# Exercise description:
Copy, from the entries below, each line in which the string "gestión" appears.

____

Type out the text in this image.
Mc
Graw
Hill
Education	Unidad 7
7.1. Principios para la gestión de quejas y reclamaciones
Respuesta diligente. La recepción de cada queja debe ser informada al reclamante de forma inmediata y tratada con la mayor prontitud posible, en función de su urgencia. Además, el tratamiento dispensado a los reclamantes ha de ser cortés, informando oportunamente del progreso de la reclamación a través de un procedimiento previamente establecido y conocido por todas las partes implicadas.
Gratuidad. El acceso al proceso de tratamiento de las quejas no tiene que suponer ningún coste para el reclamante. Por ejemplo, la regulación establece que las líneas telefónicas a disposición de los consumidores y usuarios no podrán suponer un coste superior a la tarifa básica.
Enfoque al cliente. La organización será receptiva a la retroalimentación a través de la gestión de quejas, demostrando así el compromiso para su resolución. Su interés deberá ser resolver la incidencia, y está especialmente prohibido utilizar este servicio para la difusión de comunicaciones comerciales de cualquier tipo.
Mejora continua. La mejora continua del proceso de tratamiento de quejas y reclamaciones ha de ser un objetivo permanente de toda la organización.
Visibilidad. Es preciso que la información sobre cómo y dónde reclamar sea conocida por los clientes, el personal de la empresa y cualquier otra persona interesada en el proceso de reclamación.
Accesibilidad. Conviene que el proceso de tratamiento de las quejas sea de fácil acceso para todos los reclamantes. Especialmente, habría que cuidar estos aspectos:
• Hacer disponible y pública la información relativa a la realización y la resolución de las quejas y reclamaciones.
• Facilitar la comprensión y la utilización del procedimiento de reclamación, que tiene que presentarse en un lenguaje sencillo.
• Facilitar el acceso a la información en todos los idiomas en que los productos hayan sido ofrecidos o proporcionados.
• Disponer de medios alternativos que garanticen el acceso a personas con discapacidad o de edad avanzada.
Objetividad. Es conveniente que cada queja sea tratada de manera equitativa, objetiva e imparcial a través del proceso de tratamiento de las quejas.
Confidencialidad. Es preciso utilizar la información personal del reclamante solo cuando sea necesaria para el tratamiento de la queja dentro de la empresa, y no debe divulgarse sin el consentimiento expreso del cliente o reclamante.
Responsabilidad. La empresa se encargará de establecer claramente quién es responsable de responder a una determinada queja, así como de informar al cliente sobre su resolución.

____

# Exercise solution:
7.1. Principios para la gestión de quejas y reclamaciones
Enfoque al cliente. La organización será receptiva a la retroalimentación a través de la gestión de quejas, demostrando así el compromiso para su resolución. Su interés deberá ser resolver la incidencia, y está especialmente prohibido utilizar este servicio para la difusión de comunicaciones comerciales de cualquier tipo.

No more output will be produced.